Exercise aim:
Each entry below is to be printed verbatim.

Information supplied:
+ + + +

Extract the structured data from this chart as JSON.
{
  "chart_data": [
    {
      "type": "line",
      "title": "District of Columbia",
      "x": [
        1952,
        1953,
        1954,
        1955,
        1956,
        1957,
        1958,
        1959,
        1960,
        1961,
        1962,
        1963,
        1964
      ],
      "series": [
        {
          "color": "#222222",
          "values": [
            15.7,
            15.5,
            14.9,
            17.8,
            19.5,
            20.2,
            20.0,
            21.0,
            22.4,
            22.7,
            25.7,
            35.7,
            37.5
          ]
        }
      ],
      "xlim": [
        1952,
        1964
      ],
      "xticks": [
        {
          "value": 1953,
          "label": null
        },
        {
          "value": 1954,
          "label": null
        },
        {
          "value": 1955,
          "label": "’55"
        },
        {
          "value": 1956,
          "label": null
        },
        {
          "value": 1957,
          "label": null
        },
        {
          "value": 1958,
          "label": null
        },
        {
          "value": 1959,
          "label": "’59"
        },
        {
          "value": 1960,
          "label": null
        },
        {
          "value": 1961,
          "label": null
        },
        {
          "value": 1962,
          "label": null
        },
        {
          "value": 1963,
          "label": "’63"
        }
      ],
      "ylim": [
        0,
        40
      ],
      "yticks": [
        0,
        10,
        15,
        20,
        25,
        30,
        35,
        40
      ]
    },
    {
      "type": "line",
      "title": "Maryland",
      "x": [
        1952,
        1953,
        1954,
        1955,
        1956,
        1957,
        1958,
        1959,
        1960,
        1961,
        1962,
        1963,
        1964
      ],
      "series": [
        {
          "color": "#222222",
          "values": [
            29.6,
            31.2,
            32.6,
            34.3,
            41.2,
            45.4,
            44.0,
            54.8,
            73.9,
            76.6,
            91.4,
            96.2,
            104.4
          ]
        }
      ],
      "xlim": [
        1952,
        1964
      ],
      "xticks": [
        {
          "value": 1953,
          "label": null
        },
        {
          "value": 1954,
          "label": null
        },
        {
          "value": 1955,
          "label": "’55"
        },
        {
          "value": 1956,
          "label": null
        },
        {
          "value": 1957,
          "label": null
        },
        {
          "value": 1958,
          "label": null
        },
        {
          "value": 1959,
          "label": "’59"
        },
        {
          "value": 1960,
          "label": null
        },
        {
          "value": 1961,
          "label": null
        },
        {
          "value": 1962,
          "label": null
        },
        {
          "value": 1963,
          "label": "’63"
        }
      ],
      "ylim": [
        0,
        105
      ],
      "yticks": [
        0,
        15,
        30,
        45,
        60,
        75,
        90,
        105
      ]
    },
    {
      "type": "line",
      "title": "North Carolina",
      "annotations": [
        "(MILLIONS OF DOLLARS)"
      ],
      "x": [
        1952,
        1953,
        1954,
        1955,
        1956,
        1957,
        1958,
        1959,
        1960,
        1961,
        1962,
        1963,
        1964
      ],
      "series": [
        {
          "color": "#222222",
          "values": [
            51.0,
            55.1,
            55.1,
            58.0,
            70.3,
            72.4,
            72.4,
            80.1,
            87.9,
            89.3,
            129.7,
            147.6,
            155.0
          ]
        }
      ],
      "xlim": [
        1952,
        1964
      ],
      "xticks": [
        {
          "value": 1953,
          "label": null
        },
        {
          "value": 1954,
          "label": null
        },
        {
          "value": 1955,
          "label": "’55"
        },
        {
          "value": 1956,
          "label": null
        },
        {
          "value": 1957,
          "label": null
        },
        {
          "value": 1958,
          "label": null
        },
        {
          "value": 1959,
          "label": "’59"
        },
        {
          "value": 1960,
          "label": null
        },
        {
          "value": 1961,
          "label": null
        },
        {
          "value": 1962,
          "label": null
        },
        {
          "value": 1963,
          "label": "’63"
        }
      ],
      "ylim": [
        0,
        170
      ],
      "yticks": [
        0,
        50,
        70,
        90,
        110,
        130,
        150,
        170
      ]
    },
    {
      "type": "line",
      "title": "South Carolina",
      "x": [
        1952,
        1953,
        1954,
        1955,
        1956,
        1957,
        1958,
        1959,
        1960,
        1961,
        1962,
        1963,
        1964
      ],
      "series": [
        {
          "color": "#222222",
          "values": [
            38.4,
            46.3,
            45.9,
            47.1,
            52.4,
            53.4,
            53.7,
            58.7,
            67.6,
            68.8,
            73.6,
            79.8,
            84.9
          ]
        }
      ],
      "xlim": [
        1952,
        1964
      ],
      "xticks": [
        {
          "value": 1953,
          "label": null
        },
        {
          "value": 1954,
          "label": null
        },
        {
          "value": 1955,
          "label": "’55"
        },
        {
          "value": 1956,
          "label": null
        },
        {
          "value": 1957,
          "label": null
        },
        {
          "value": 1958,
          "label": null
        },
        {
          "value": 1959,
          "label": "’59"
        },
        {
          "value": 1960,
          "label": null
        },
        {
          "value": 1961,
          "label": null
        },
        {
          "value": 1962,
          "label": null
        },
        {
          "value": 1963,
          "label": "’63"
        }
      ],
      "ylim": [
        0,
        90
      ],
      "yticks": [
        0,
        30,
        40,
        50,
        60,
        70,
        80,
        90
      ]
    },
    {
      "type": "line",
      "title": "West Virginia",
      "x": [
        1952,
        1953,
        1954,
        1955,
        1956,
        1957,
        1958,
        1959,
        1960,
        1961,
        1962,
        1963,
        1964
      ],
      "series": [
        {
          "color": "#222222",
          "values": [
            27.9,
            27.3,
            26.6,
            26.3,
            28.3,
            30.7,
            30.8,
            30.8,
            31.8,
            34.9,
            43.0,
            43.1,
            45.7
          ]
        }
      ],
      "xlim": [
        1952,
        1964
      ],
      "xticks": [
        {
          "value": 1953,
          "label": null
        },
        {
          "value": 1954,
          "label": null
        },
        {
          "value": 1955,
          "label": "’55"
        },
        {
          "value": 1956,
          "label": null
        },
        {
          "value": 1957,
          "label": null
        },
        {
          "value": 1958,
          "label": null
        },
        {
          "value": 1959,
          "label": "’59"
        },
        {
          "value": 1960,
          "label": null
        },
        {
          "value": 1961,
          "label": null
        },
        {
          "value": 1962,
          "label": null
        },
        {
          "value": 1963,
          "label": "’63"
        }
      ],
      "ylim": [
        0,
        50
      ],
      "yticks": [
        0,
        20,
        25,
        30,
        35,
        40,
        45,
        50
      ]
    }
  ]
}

+ + + +

Expected answer:
Extract the structured data from this chart as JSON.
{
  "chart_data": [
    {
      "type": "line",
      "title": "District of Columbia",
      "x": [
        1952,
        1953,
        1954,
        1955,
        1956,
        1957,
        1958,
        1959,
        1960,
        1961,
        1962,
        1963,
        1964
      ],
      "series": [
        {
          "color": "#222222",
          "values": [
            15.7,
            15.5,
            14.9,
            17.8,
            19.5,
            20.2,
            20.0,
            21.0,
            22.4,
            22.7,
            25.7,
            35.7,
            37.5
          ]
        }
      ],
      "xlim": [
        1952,
        1964
      ],
      "xticks": [
        {
          "value": 1953,
          "label": null
        },
        {
          "value": 1954,
          "label": null
        },
        {
          "value": 1955,
          "label": "’55"
        },
        {
          "value": 1956,
          "label": null
        },
        {
          "value": 1957,
          "label": null
        },
        {
          "value": 1958,
          "label": null
        },
        {
          "value": 1959,
          "label": "’59"
        },
        {
          "value": 1960,
          "label": null
        },
        {
          "value": 1961,
          "label": null
        },
        {
          "value": 1962,
          "label": null
        },
        {
          "value": 1963,
          "label": "’63"
        }
      ],
      "ylim": [
        0,
        40
      ],
      "yticks": [
        0,
        10,
        15,
        20,
        25,
        30,
        35,
        40
      ]
    },
    {
      "type": "line",
      "title": "Maryland",
      "x": [
        1952,
        1953,
        1954,
        1955,
        1956,
        1957,
        1958,
        1959,
        1960,
        1961,
        1962,
        1963,
        1964
      ],
      "series": [
        {
          "color": "#222222",
          "values": [
            29.6,
            31.2,
            32.6,
            34.3,
            41.2,
            45.4,
            44.0,
            54.8,
            73.9,
            76.6,
            91.4,
            96.2,
            104.4
          ]
        }
      ],
      "xlim": [
        1952,
        1964
      ],
      "xticks": [
        {
          "value": 1953,
          "label": null
        },
        {
          "value": 1954,
          "label": null
        },
        {
          "value": 1955,
          "label": "’55"
        },
        {
          "value": 1956,
          "label": null
        },
        {
          "value": 1957,
          "label": null
        },
        {
          "value": 1958,
          "label": null
        },
        {
          "value": 1959,
          "label": "’59"
        },
        {
          "value": 1960,
          "label": null
        },
        {
          "value": 1961,
          "label": null
        },
        {
          "value": 1962,
          "label": null
        },
        {
          "value": 1963,
          "label": "’63"
        }
      ],
      "ylim": [
        0,
        105
      ],
      "yticks": [
        0,
        15,
        30,
        45,
        60,
        75,
        90,
        105
      ]
    },
    {
      "type": "line",
      "title": "North Carolina",
      "annotations": [
        "(MILLIONS OF DOLLARS)"
      ],
      "x": [
        1952,
        1953,
        1954,
        1955,
        1956,
        1957,
        1958,
        1959,
        1960,
        1961,
        1962,
        1963,
        1964
      ],
      "series": [
        {
          "color": "#222222",
          "values": [
            51.0,
            55.1,
            55.1,
            58.0,
            70.3,
            72.4,
            72.4,
            80.1,
            87.9,
            89.3,
            129.7,
            147.6,
            155.0
          ]
        }
      ],
      "xlim": [
        1952,
        1964
      ],
      "xticks": [
        {
          "value": 1953,
          "label": null
        },
        {
          "value": 1954,
          "label": null
        },
        {
          "value": 1955,
          "label": "’55"
        },
        {
          "value": 1956,
          "label": null
        },
        {
          "value": 1957,
          "label": null
        },
        {
          "value": 1958,
          "label": null
        },
        {
          "value": 1959,
          "label": "’59"
        },
        {
          "value": 1960,
          "label": null
        },
        {
          "value": 1961,
          "label": null
        },
        {
          "value": 1962,
          "label": null
        },
        {
          "value": 1963,
          "label": "’63"
        }
      ],
      "ylim": [
        0,
        170
      ],
      "yticks": [
        0,
        50,
        70,
        90,
        110,
        130,
        150,
        170
      ]
    },
    {
      "type": "line",
      "title": "South Carolina",
      "x": [
        1952,
        1953,
        1954,
        1955,
        1956,
        1957,
        1958,
        1959,
        1960,
        1961,
        1962,
        1963,
        1964
      ],
      "series": [
        {
          "color": "#222222",
          "values": [
            38.4,
            46.3,
            45.9,
            47.1,
            52.4,
            53.4,
            53.7,
            58.7,
            67.6,
            68.8,
            73.6,
            79.8,
            84.9
          ]
        }
      ],
      "xlim": [
        1952,
        1964
      ],
      "xticks": [
        {
          "value": 1953,
          "label": null
        },
        {
          "value": 1954,
          "label": null
        },
        {
          "value": 1955,
          "label": "’55"
        },
        {
          "value": 1956,
          "label": null
        },
        {
          "value": 1957,
          "label": null
        },
        {
          "value": 1958,
          "label": null
        },
        {
          "value": 1959,
          "label": "’59"
        },
        {
          "value": 1960,
          "label": null
        },
        {
          "value": 1961,
          "label": null
        },
        {
          "value": 1962,
          "label": null
        },
        {
          "value": 1963,
          "label": "’63"
        }
      ],
      "ylim": [
        0,
        90
      ],
      "yticks": [
        0,
        30,
        40,
        50,
        60,
        70,
        80,
        90
      ]
    },
    {
      "type": "line",
      "title": "West Virginia",
      "x": [
        1952,
        1953,
        1954,
        1955,
        1956,
        1957,
        1958,
        1959,
        1960,
        1961,
        1962,
        1963,
        1964
      ],
      "series": [
        {
          "color": "#222222",
          "values": [
            27.9,
            27.3,
            26.6,
            26.3,
            28.3,
            30.7,
            30.8,
            30.8,
            31.8,
            34.9,
            43.0,
            43.1,
            45.7
          ]
        }
      ],
      "xlim": [
        1952,
        1964
      ],
      "xticks": [
        {
          "value": 1953,
          "label": null
        },
        {
          "value": 1954,
          "label": null
        },
        {
          "value": 1955,
          "label": "’55"
        },
        {
          "value": 1956,
          "label": null
        },
        {
          "value": 1957,
          "label": null
        },
        {
          "value": 1958,
          "label": null
        },
        {
          "value": 1959,
          "label": "’59"
        },
        {
          "value": 1960,
          "label": null
        },
        {
          "value": 1961,
          "label": null
        },
        {
          "value": 1962,
          "label": null
        },
        {
          "value": 1963,
          "label": "’63"
        }
      ],
      "ylim": [
        0,
        50
      ],
      "yticks": [
        0,
        20,
        25,
        30,
        35,
        40,
        45,
        50
      ]
    }
  ]
}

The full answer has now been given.